• _What to produce_:
Omit the pictures, then reproduce every remaining record exactly.

-------- Listed entries --------

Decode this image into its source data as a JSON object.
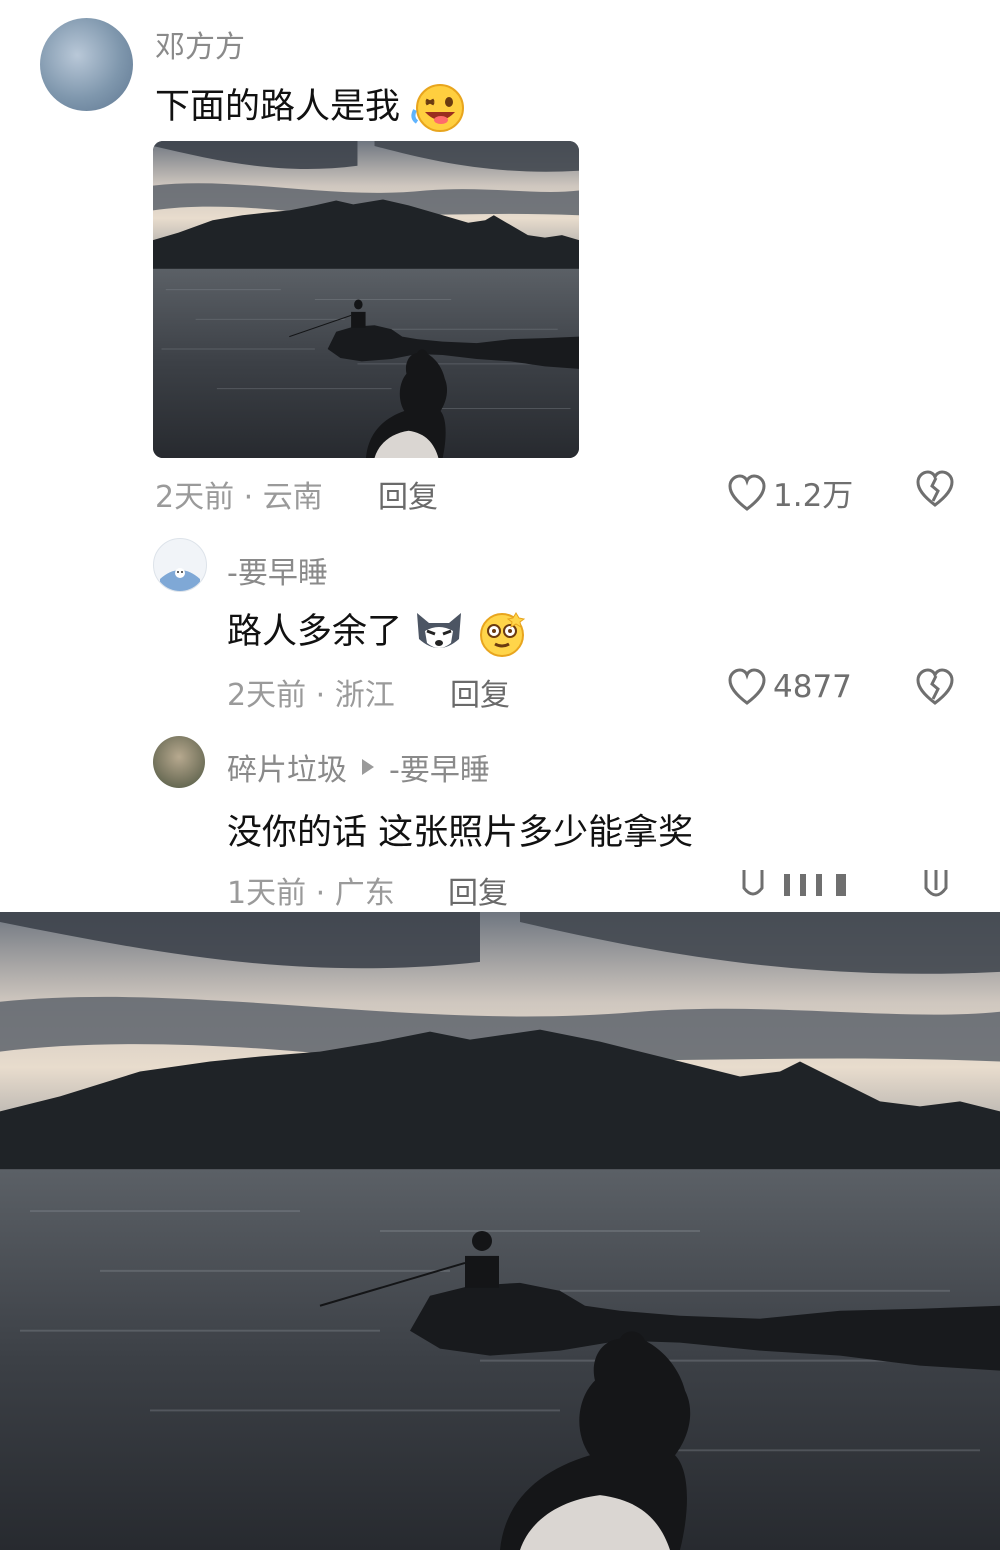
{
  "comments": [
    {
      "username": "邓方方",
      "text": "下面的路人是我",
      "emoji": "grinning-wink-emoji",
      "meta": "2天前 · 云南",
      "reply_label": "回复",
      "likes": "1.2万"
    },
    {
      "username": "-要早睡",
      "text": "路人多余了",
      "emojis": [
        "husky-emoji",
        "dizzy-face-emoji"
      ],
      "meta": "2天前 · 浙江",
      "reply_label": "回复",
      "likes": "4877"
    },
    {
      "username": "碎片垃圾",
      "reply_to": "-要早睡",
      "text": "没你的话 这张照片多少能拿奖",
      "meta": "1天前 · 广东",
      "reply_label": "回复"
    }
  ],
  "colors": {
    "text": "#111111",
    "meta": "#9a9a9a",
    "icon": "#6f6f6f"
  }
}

--------

• _Task answer_:
Decode this image into its source data as a JSON object.
{
  "comments": [
    {
      "username": "邓方方",
      "text": "下面的路人是我",
      "emoji": "grinning-wink-emoji",
      "meta": "2天前 · 云南",
      "reply_label": "回复",
      "likes": "1.2万"
    },
    {
      "username": "-要早睡",
      "text": "路人多余了",
      "emojis": [
        "husky-emoji",
        "dizzy-face-emoji"
      ],
      "meta": "2天前 · 浙江",
      "reply_label": "回复",
      "likes": "4877"
    },
    {
      "username": "碎片垃圾",
      "reply_to": "-要早睡",
      "text": "没你的话 这张照片多少能拿奖",
      "meta": "1天前 · 广东",
      "reply_label": "回复"
    }
  ],
  "colors": {
    "text": "#111111",
    "meta": "#9a9a9a",
    "icon": "#6f6f6f"
  }
}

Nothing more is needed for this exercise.